• Work instructions: Exactly as given, repeat all of the entries.

** start of Dataset rows **

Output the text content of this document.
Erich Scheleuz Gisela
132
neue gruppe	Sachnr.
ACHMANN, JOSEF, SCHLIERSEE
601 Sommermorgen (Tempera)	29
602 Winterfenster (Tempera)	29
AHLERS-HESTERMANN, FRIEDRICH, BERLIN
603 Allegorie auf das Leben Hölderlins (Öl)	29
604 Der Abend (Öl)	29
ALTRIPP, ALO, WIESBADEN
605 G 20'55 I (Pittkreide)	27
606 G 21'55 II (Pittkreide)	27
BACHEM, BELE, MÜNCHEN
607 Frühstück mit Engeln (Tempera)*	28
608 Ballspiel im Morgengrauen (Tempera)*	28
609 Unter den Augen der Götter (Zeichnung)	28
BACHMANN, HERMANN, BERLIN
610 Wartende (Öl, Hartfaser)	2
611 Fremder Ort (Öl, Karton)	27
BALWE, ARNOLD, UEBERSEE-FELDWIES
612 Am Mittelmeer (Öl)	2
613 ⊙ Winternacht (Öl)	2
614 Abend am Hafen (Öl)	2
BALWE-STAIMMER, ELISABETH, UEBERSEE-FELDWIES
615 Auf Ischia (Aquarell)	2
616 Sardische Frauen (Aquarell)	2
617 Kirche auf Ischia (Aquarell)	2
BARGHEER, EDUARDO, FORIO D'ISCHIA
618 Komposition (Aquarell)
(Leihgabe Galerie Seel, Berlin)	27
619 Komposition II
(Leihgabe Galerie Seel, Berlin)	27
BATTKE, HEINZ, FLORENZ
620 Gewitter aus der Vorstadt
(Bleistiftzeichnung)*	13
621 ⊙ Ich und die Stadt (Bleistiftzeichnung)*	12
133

** end of Dataset rows **

• Exercise solution:
Output the text content of this document.
Erich Scheleuz Gisela
132
neue gruppe	Sachnr.
ACHMANN, JOSEF, SCHLIERSEE
601 Sommermorgen (Tempera)	29
602 Winterfenster (Tempera)	29
AHLERS-HESTERMANN, FRIEDRICH, BERLIN
603 Allegorie auf das Leben Hölderlins (Öl)	29
604 Der Abend (Öl)	29
ALTRIPP, ALO, WIESBADEN
605 G 20'55 I (Pittkreide)	27
606 G 21'55 II (Pittkreide)	27
BACHEM, BELE, MÜNCHEN
607 Frühstück mit Engeln (Tempera)*	28
608 Ballspiel im Morgengrauen (Tempera)*	28
609 Unter den Augen der Götter (Zeichnung)	28
BACHMANN, HERMANN, BERLIN
610 Wartende (Öl, Hartfaser)	2
611 Fremder Ort (Öl, Karton)	27
BALWE, ARNOLD, UEBERSEE-FELDWIES
612 Am Mittelmeer (Öl)	2
613 ⊙ Winternacht (Öl)	2
614 Abend am Hafen (Öl)	2
BALWE-STAIMMER, ELISABETH, UEBERSEE-FELDWIES
615 Auf Ischia (Aquarell)	2
616 Sardische Frauen (Aquarell)	2
617 Kirche auf Ischia (Aquarell)	2
BARGHEER, EDUARDO, FORIO D'ISCHIA
618 Komposition (Aquarell)
(Leihgabe Galerie Seel, Berlin)	27
619 Komposition II
(Leihgabe Galerie Seel, Berlin)	27
BATTKE, HEINZ, FLORENZ
620 Gewitter aus der Vorstadt
(Bleistiftzeichnung)*	13
621 ⊙ Ich und die Stadt (Bleistiftzeichnung)*	12
133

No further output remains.